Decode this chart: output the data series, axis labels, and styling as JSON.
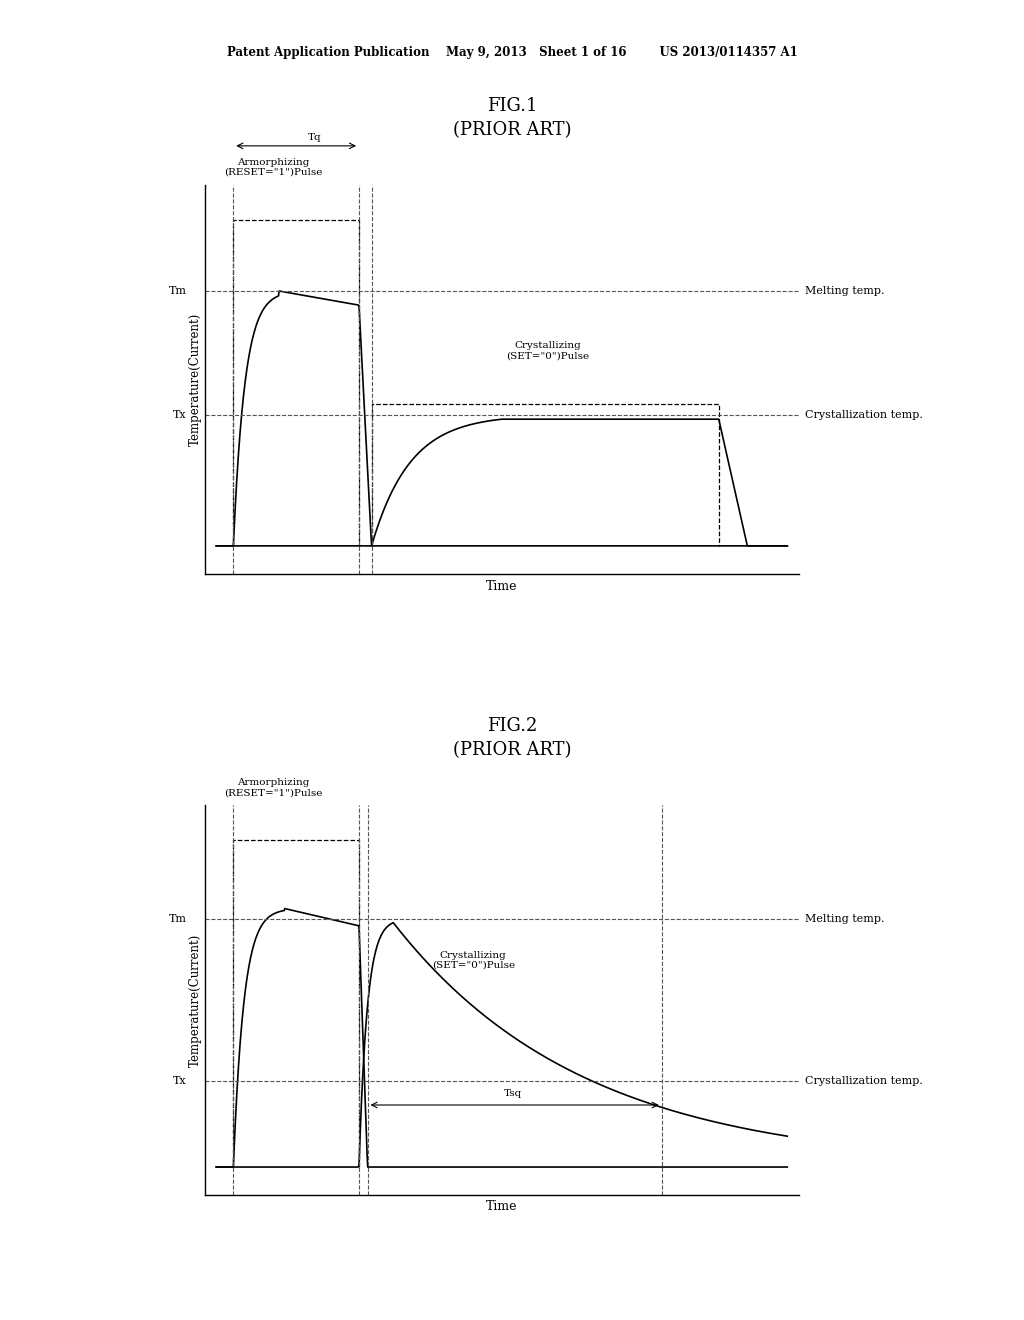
{
  "background_color": "#ffffff",
  "header_text": "Patent Application Publication    May 9, 2013   Sheet 1 of 16        US 2013/0114357 A1",
  "fig1_title": "FIG.1\n(PRIOR ART)",
  "fig2_title": "FIG.2\n(PRIOR ART)",
  "fig1_xlabel": "Time",
  "fig1_ylabel": "Temperature(Current)",
  "fig2_xlabel": "Time",
  "fig2_ylabel": "Temperature(Current)",
  "Tm_label": "Tm",
  "Tx_label": "Tx",
  "melting_temp_label": "Melting temp.",
  "crystallization_temp_label": "Crystallization temp.",
  "fig1_reset_label": "Armorphizing\n(RESET=\"1\")Pulse",
  "fig1_set_label": "Crystallizing\n(SET=\"0\")Pulse",
  "fig1_tq_label": "Tq",
  "fig2_reset_label": "Armorphizing\n(RESET=\"1\")Pulse",
  "fig2_set_label": "Crystallizing\n(SET=\"0\")Pulse",
  "fig2_tsq_label": "Tsq",
  "line_color": "#000000",
  "dashed_color": "#555555"
}
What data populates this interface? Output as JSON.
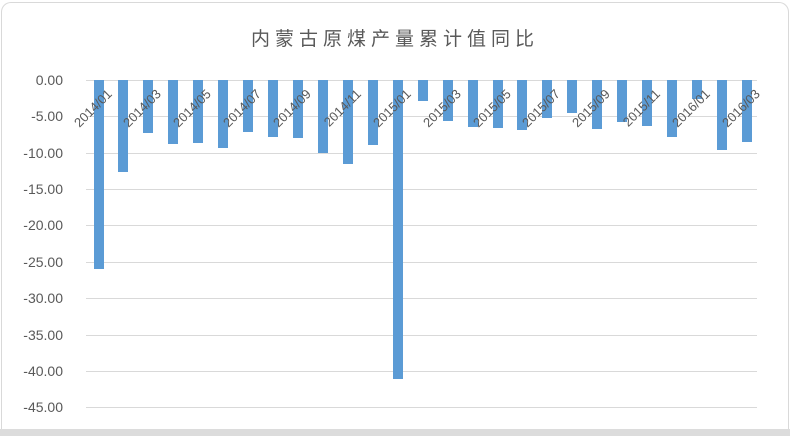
{
  "chart_data": {
    "type": "bar",
    "title": "内蒙古原煤产量累计值同比",
    "x": [
      "2014/01",
      "2014/02",
      "2014/03",
      "2014/04",
      "2014/05",
      "2014/06",
      "2014/07",
      "2014/08",
      "2014/09",
      "2014/10",
      "2014/11",
      "2014/12",
      "2015/01",
      "2015/02",
      "2015/03",
      "2015/04",
      "2015/05",
      "2015/06",
      "2015/07",
      "2015/08",
      "2015/09",
      "2015/10",
      "2015/11",
      "2015/12",
      "2016/01",
      "2016/02",
      "2016/03"
    ],
    "values": [
      -26.0,
      -12.6,
      -7.3,
      -8.8,
      -8.7,
      -9.3,
      -7.1,
      -7.8,
      -8.0,
      -10.0,
      -11.6,
      -9.0,
      -41.1,
      -2.9,
      -5.6,
      -6.4,
      -6.6,
      -6.9,
      -5.2,
      -4.5,
      -6.7,
      -5.8,
      -6.3,
      -7.9,
      -2.6,
      -9.6,
      -8.5
    ],
    "x_tick_labels_shown": [
      "2014/01",
      "2014/03",
      "2014/05",
      "2014/07",
      "2014/09",
      "2014/11",
      "2015/01",
      "2015/03",
      "2015/05",
      "2015/07",
      "2015/09",
      "2015/11",
      "2016/01",
      "2016/03"
    ],
    "x_label_every_n": 2,
    "x_label_rotation_deg": 45,
    "y_tick_labels": [
      "0.00",
      "-5.00",
      "-10.00",
      "-15.00",
      "-20.00",
      "-25.00",
      "-30.00",
      "-35.00",
      "-40.00",
      "-45.00"
    ],
    "ylim": [
      -45,
      0
    ],
    "grid": true,
    "legend": "none",
    "bar_color": "#5b9bd5",
    "text_color": "#595959",
    "gridline_color": "#d9d9d9",
    "frame_color": "#d9d9d9"
  }
}
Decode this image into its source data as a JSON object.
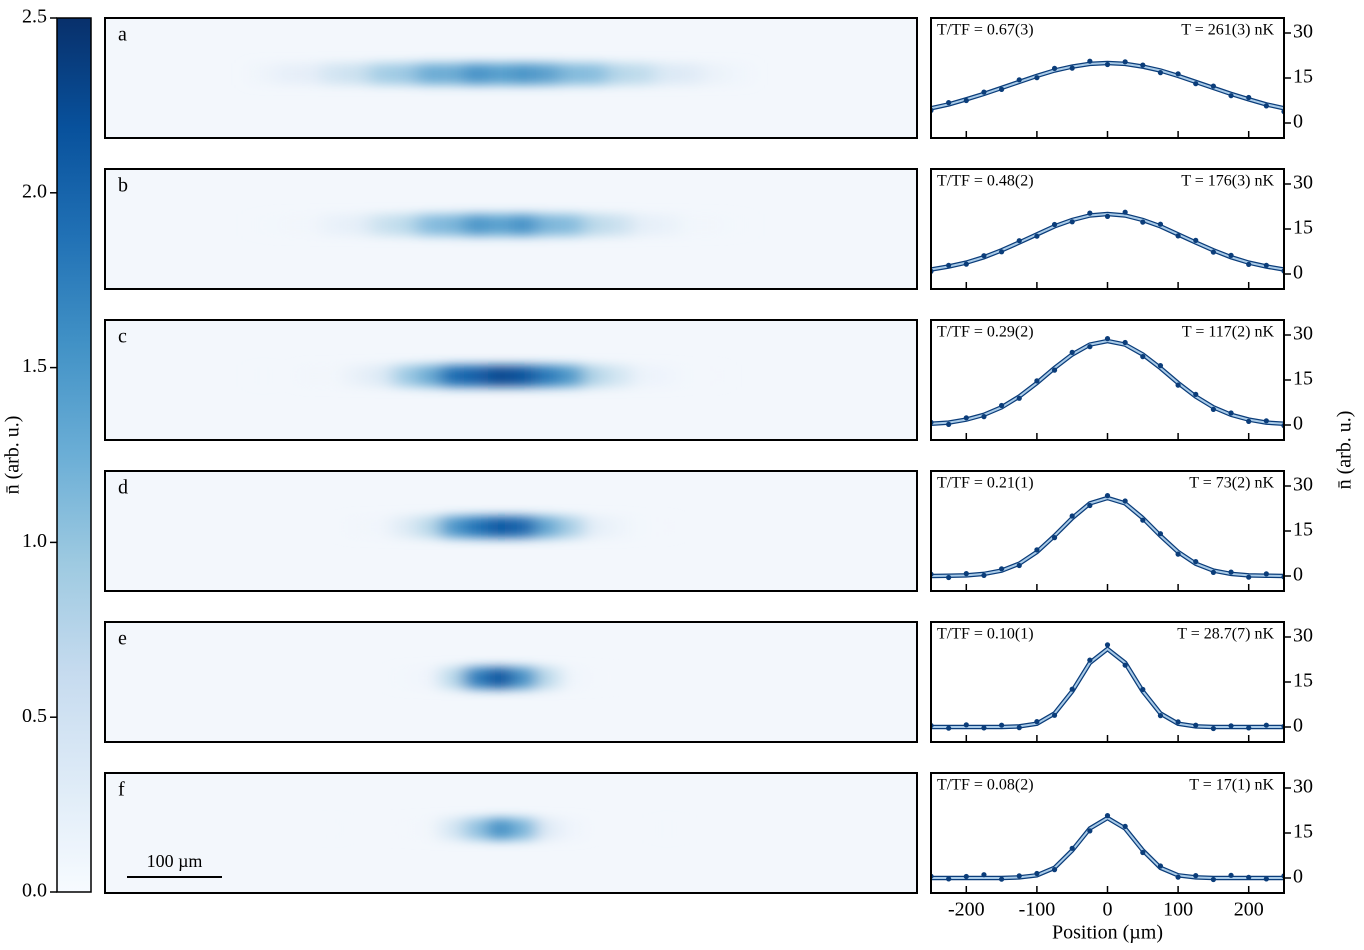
{
  "colorbar": {
    "label": "n̄ (arb. u.)",
    "ylim": [
      0,
      2.5
    ],
    "yticks": [
      {
        "value": 0,
        "label": "0.0"
      },
      {
        "value": 0.5,
        "label": "0.5"
      },
      {
        "value": 1,
        "label": "1.0"
      },
      1.5,
      {
        "value": 2,
        "label": "2.0"
      },
      2.5
    ],
    "colors": [
      "#f7fbff",
      "#deebf7",
      "#c6dbef",
      "#9ecae1",
      "#6baed6",
      "#4292c6",
      "#2171b5",
      "#08519c",
      "#08306b"
    ]
  },
  "scalebar": {
    "label": "100 µm",
    "length": 100
  },
  "axes": {
    "xlabel": "Position (µm)",
    "ylabel": "n̄ (arb. u.)",
    "xlim": [
      -250,
      250
    ],
    "xticks": [
      -200,
      -100,
      0,
      100,
      200
    ],
    "ylim": [
      -5,
      35
    ],
    "yticks": [
      0,
      15,
      30
    ]
  },
  "chart_data": [
    {
      "type": "scatter",
      "label": "a",
      "annotation_left": "T/TF = 0.67(3)",
      "annotation_right": "T = 261(3) nK",
      "x": [
        -250,
        -225,
        -200,
        -175,
        -150,
        -125,
        -100,
        -75,
        -50,
        -25,
        0,
        25,
        50,
        75,
        100,
        125,
        150,
        175,
        200,
        225,
        250
      ],
      "points": {
        "color": "#0b3d7a",
        "values": [
          4.2,
          6.8,
          7.5,
          10.3,
          11.2,
          14.4,
          15.1,
          18.2,
          18.3,
          20.6,
          19.5,
          20.4,
          19.3,
          16.8,
          16.4,
          13.1,
          12.3,
          9.1,
          8.5,
          5.7,
          3.8
        ]
      },
      "fit": {
        "color": "#a9cbe8",
        "values": [
          4.9,
          6.2,
          7.9,
          9.7,
          11.7,
          13.7,
          15.7,
          17.5,
          18.8,
          19.7,
          20,
          19.7,
          18.8,
          17.5,
          15.7,
          13.7,
          11.7,
          9.7,
          7.9,
          6.2,
          4.9
        ]
      }
    },
    {
      "type": "scatter",
      "label": "b",
      "annotation_left": "T/TF = 0.48(2)",
      "annotation_right": "T = 176(3) nK",
      "x": [
        -250,
        -225,
        -200,
        -175,
        -150,
        -125,
        -100,
        -75,
        -50,
        -25,
        0,
        25,
        50,
        75,
        100,
        125,
        150,
        175,
        200,
        225,
        250
      ],
      "points": {
        "color": "#0b3d7a",
        "values": [
          0.9,
          2.9,
          3.3,
          6.1,
          7.4,
          11.1,
          12.6,
          16.5,
          17.4,
          20.3,
          19.2,
          20.6,
          17.3,
          16.6,
          12.7,
          11.2,
          7.3,
          6.2,
          3.2,
          2.9,
          1.0
        ]
      },
      "fit": {
        "color": "#a9cbe8",
        "values": [
          1.5,
          2.5,
          3.8,
          5.6,
          7.9,
          10.5,
          13.2,
          15.9,
          18,
          19.5,
          20,
          19.5,
          18,
          15.9,
          13.2,
          10.5,
          7.9,
          5.6,
          3.8,
          2.5,
          1.5
        ]
      }
    },
    {
      "type": "scatter",
      "label": "c",
      "annotation_left": "T/TF = 0.29(2)",
      "annotation_right": "T = 117(2) nK",
      "x": [
        -250,
        -225,
        -200,
        -175,
        -150,
        -125,
        -100,
        -75,
        -50,
        -25,
        0,
        25,
        50,
        75,
        100,
        125,
        150,
        175,
        200,
        225,
        250
      ],
      "points": {
        "color": "#0b3d7a",
        "values": [
          0.9,
          0.2,
          2.4,
          2.8,
          6.5,
          8.9,
          14.7,
          18.3,
          24.2,
          26.1,
          28.8,
          27.5,
          22.8,
          19.8,
          13.3,
          10.2,
          5.2,
          4.0,
          1.2,
          1.4,
          -0.2
        ]
      },
      "fit": {
        "color": "#a9cbe8",
        "values": [
          0.4,
          0.8,
          1.8,
          3.4,
          5.9,
          9.5,
          14,
          19,
          23.5,
          26.8,
          28,
          26.8,
          23.5,
          19,
          14,
          9.5,
          5.9,
          3.4,
          1.8,
          0.8,
          0.4
        ]
      }
    },
    {
      "type": "scatter",
      "label": "d",
      "annotation_left": "T/TF = 0.21(1)",
      "annotation_right": "T = 73(2) nK",
      "x": [
        -250,
        -225,
        -200,
        -175,
        -150,
        -125,
        -100,
        -75,
        -50,
        -25,
        0,
        25,
        50,
        75,
        100,
        125,
        150,
        175,
        200,
        225,
        250
      ],
      "points": {
        "color": "#0b3d7a",
        "values": [
          0.6,
          -0.5,
          0.8,
          0.2,
          2.4,
          3.5,
          8.7,
          12.8,
          20.0,
          23.5,
          26.8,
          25.0,
          18.6,
          14.1,
          7.3,
          4.8,
          1.2,
          1.3,
          -0.4,
          0.7,
          -0.3
        ]
      },
      "fit": {
        "color": "#a9cbe8",
        "values": [
          0,
          0.1,
          0.2,
          0.7,
          1.8,
          4.1,
          8,
          13.4,
          19.3,
          24.2,
          26,
          24.2,
          19.3,
          13.4,
          8,
          4.1,
          1.8,
          0.7,
          0.2,
          0.1,
          0
        ]
      }
    },
    {
      "type": "scatter",
      "label": "e",
      "annotation_left": "T/TF = 0.10(1)",
      "annotation_right": "T = 28.7(7) nK",
      "x": [
        -250,
        -225,
        -200,
        -175,
        -150,
        -125,
        -100,
        -75,
        -50,
        -25,
        0,
        25,
        50,
        75,
        100,
        125,
        150,
        175,
        200,
        225,
        250
      ],
      "points": {
        "color": "#0b3d7a",
        "values": [
          0.5,
          -0.4,
          0.7,
          -0.3,
          0.6,
          -0.2,
          1.8,
          3.9,
          12.6,
          22.3,
          27.4,
          20.6,
          12.5,
          3.8,
          1.7,
          0.6,
          -0.5,
          0.4,
          -0.3,
          0.6,
          0.2
        ]
      },
      "fit": {
        "color": "#a9cbe8",
        "values": [
          0,
          0,
          0,
          0,
          0,
          0.2,
          1.1,
          4.5,
          11.9,
          21.4,
          26,
          21.4,
          11.9,
          4.5,
          1.1,
          0.2,
          0,
          0,
          0,
          0,
          0
        ]
      }
    },
    {
      "type": "scatter",
      "label": "f",
      "annotation_left": "T/TF = 0.08(2)",
      "annotation_right": "T = 17(1) nK",
      "x": [
        -250,
        -225,
        -200,
        -175,
        -150,
        -125,
        -100,
        -75,
        -50,
        -25,
        0,
        25,
        50,
        75,
        100,
        125,
        150,
        175,
        200,
        225,
        250
      ],
      "points": {
        "color": "#0b3d7a",
        "values": [
          0.6,
          -0.3,
          0.5,
          1.1,
          -0.4,
          0.7,
          1.5,
          2.8,
          9.9,
          15.7,
          20.8,
          17.2,
          8.5,
          4.0,
          0.3,
          0.8,
          -0.5,
          0.9,
          0.2,
          -0.3,
          0.7
        ]
      },
      "fit": {
        "color": "#a9cbe8",
        "values": [
          0,
          0,
          0,
          0,
          0,
          0.2,
          0.9,
          3.4,
          9.2,
          16.5,
          20,
          16.5,
          9.2,
          3.4,
          0.9,
          0.2,
          0,
          0,
          0,
          0,
          0
        ]
      }
    }
  ]
}
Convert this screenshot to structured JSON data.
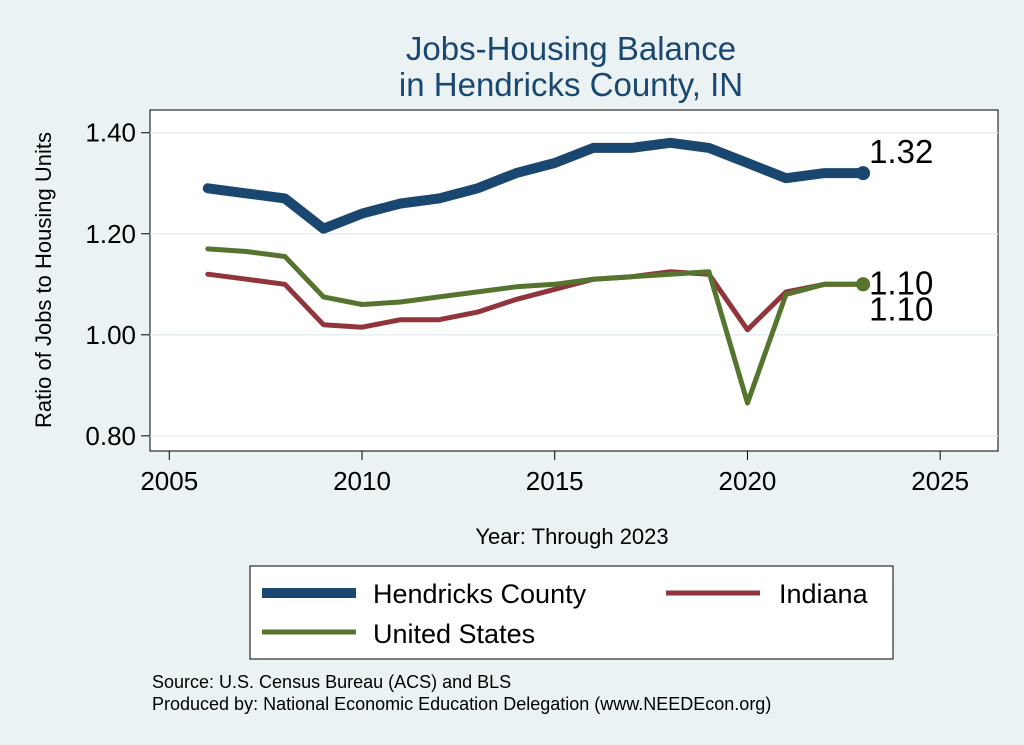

◆ **Exercise directions**: Read the data above and pull out each line that holds the string "Temperature".

◆ **The response**:
  "fig1_ylabel": "Temperature(Current)",
  "fig2_ylabel": "Temperature(Current)",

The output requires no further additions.